╭──

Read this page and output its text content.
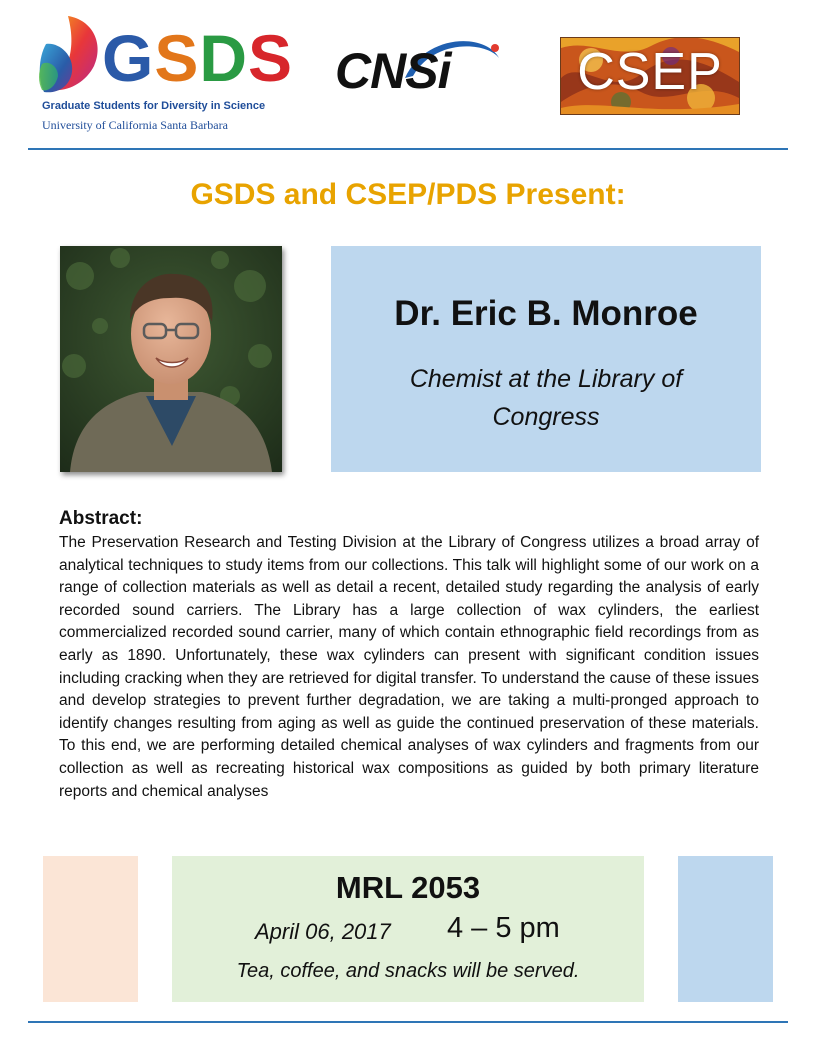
GSDS
Graduate Students for Diversity in Science
University of California Santa Barbara
CNSi	CSEP
GSDS and CSEP/PDS Present:
Dr. Eric B. Monroe
Chemist at the Library of Congress
Abstract:
The Preservation Research and Testing Division at the Library of Congress utilizes a broad array of analytical techniques to study items from our collections. This talk will highlight some of our work on a range of collection materials as well as detail a recent, detailed study regarding the analysis of early recorded sound carriers. The Library has a large collection of wax cylinders, the earliest commercialized recorded sound carrier, many of which contain ethnographic field recordings from as early as 1890. Unfortunately, these wax cylinders can present with significant condition issues including cracking when they are retrieved for digital transfer. To understand the cause of these issues and develop strategies to prevent further degradation, we are taking a multi-pronged approach to identify changes resulting from aging as well as guide the continued preservation of these materials. To this end, we are performing detailed chemical analyses of wax cylinders and fragments from our collection as well as recreating historical wax compositions as guided by both primary literature reports and chemical analyses
MRL 2053
April 06, 2017 4 – 5 pm
Tea, coffee, and snacks will be served.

╰──

◆ Stated task ◆
Pull out every line above that holds the word "Library".

◆ Task output ◆
Chemist at the Library of Congress
The Preservation Research and Testing Division at the Library of Congress utilizes a broad array of analytical techniques to study items from our collections. This talk will highlight some of our work on a range of collection materials as well as detail a recent, detailed study regarding the analysis of early recorded sound carriers. The Library has a large collection of wax cylinders, the earliest commercialized recorded sound carrier, many of which contain ethnographic field recordings from as early as 1890. Unfortunately, these wax cylinders can present with significant condition issues including cracking when they are retrieved for digital transfer. To understand the cause of these issues and develop strategies to prevent further degradation, we are taking a multi-pronged approach to identify changes resulting from aging as well as guide the continued preservation of these materials. To this end, we are performing detailed chemical analyses of wax cylinders and fragments from our collection as well as recreating historical wax compositions as guided by both primary literature reports and chemical analyses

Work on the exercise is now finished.